### Given information

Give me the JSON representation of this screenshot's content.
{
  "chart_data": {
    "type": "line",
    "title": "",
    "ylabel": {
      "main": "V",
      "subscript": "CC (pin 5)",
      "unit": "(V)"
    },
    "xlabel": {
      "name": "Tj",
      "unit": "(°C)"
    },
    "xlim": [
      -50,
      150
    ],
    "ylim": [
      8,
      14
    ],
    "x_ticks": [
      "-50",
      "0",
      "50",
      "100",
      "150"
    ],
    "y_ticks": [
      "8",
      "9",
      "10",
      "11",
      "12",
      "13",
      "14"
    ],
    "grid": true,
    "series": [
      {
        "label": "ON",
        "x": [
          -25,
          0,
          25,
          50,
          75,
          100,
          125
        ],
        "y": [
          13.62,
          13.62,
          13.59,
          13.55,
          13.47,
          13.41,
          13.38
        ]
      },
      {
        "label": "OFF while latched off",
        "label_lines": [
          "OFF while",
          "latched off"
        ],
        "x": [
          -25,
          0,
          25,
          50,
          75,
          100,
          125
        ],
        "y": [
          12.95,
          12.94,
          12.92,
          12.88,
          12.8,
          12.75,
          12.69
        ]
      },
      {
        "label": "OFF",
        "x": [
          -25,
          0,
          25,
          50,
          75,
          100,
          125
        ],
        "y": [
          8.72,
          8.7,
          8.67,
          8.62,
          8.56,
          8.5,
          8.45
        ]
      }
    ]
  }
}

### Given task
Copy each line of the data exactly, leaving nothing out.

### Solved exercise
Give me the JSON representation of this screenshot's content.
{
  "chart_data": {
    "type": "line",
    "title": "",
    "ylabel": {
      "main": "V",
      "subscript": "CC (pin 5)",
      "unit": "(V)"
    },
    "xlabel": {
      "name": "Tj",
      "unit": "(°C)"
    },
    "xlim": [
      -50,
      150
    ],
    "ylim": [
      8,
      14
    ],
    "x_ticks": [
      "-50",
      "0",
      "50",
      "100",
      "150"
    ],
    "y_ticks": [
      "8",
      "9",
      "10",
      "11",
      "12",
      "13",
      "14"
    ],
    "grid": true,
    "series": [
      {
        "label": "ON",
        "x": [
          -25,
          0,
          25,
          50,
          75,
          100,
          125
        ],
        "y": [
          13.62,
          13.62,
          13.59,
          13.55,
          13.47,
          13.41,
          13.38
        ]
      },
      {
        "label": "OFF while latched off",
        "label_lines": [
          "OFF while",
          "latched off"
        ],
        "x": [
          -25,
          0,
          25,
          50,
          75,
          100,
          125
        ],
        "y": [
          12.95,
          12.94,
          12.92,
          12.88,
          12.8,
          12.75,
          12.69
        ]
      },
      {
        "label": "OFF",
        "x": [
          -25,
          0,
          25,
          50,
          75,
          100,
          125
        ],
        "y": [
          8.72,
          8.7,
          8.67,
          8.62,
          8.56,
          8.5,
          8.45
        ]
      }
    ]
  }
}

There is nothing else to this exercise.